WHAT THE EXERCISE ASKS
Collect every line of the records below that contains the string "bounding" and copy each one. Case counts.

RECORDS FOR THIS EXERCISE
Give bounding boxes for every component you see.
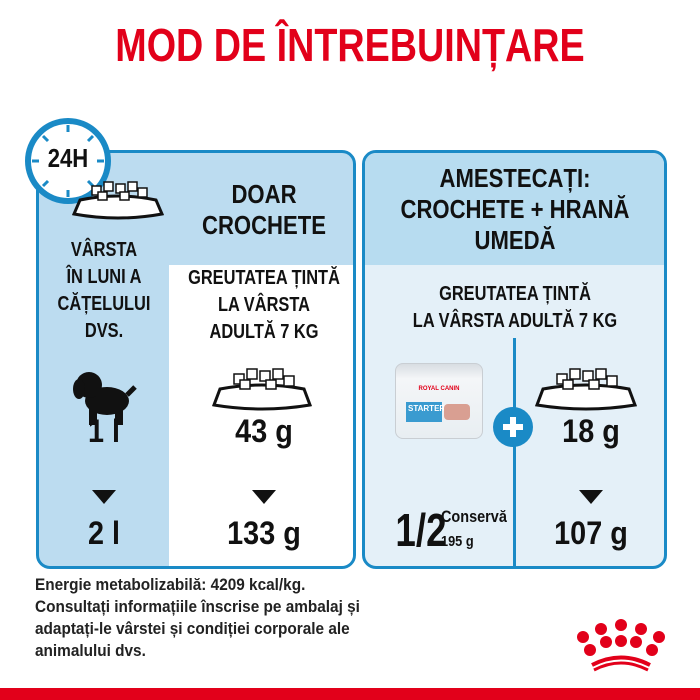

==

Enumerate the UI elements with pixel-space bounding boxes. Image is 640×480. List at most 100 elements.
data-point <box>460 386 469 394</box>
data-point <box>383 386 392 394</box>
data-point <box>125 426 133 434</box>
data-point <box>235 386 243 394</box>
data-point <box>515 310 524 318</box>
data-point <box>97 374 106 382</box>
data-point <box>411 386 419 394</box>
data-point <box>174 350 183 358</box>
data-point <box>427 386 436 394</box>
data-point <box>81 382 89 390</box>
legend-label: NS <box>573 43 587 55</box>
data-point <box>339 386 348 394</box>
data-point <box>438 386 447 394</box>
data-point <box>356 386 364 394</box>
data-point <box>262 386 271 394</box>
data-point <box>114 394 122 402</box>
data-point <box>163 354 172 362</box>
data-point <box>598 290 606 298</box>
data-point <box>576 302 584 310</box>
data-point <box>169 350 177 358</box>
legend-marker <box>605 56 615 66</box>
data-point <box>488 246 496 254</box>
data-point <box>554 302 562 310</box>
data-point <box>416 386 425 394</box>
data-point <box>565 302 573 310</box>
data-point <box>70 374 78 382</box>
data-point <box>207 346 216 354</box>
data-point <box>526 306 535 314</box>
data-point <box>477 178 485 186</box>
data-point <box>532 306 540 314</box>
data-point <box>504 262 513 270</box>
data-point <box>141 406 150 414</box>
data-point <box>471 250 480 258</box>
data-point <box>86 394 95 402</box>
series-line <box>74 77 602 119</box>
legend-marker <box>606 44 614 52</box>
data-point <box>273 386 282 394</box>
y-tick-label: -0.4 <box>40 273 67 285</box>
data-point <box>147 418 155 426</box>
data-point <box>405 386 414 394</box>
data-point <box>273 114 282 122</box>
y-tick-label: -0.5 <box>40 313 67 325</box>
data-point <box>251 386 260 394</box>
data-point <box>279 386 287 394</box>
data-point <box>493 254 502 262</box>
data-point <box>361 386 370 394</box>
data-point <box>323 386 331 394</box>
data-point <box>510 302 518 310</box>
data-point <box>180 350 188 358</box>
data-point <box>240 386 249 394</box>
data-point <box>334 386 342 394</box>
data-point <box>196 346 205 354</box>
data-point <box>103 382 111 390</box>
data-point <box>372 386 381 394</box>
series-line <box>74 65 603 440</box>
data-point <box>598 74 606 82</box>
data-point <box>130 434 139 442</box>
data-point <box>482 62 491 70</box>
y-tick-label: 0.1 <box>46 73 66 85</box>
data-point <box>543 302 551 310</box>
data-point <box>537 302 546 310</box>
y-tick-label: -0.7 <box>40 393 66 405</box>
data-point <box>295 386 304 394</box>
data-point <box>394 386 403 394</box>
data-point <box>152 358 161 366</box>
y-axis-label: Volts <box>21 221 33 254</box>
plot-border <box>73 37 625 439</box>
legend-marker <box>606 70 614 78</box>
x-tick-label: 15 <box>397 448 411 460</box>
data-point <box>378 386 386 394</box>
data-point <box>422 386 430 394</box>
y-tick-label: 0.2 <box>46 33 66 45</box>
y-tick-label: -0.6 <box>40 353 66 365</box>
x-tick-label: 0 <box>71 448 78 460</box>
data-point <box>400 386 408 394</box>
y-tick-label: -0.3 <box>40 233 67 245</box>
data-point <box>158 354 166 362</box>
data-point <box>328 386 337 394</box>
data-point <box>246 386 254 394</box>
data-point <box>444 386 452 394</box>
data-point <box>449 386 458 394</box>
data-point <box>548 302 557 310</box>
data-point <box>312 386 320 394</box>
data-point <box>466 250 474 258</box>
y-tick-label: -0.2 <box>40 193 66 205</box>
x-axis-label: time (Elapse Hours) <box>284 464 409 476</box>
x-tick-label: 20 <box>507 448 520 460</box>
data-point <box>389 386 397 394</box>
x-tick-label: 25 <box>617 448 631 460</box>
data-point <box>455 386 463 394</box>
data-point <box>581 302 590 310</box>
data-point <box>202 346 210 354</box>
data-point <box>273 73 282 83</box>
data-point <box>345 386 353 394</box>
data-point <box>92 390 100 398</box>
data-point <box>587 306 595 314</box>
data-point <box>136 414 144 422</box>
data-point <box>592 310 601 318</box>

RESULT
Give bounding boxes for every component you see.
Enumerate the UI elements with pixel-space bounding boxes. Image is 640×480. List at most 100 elements.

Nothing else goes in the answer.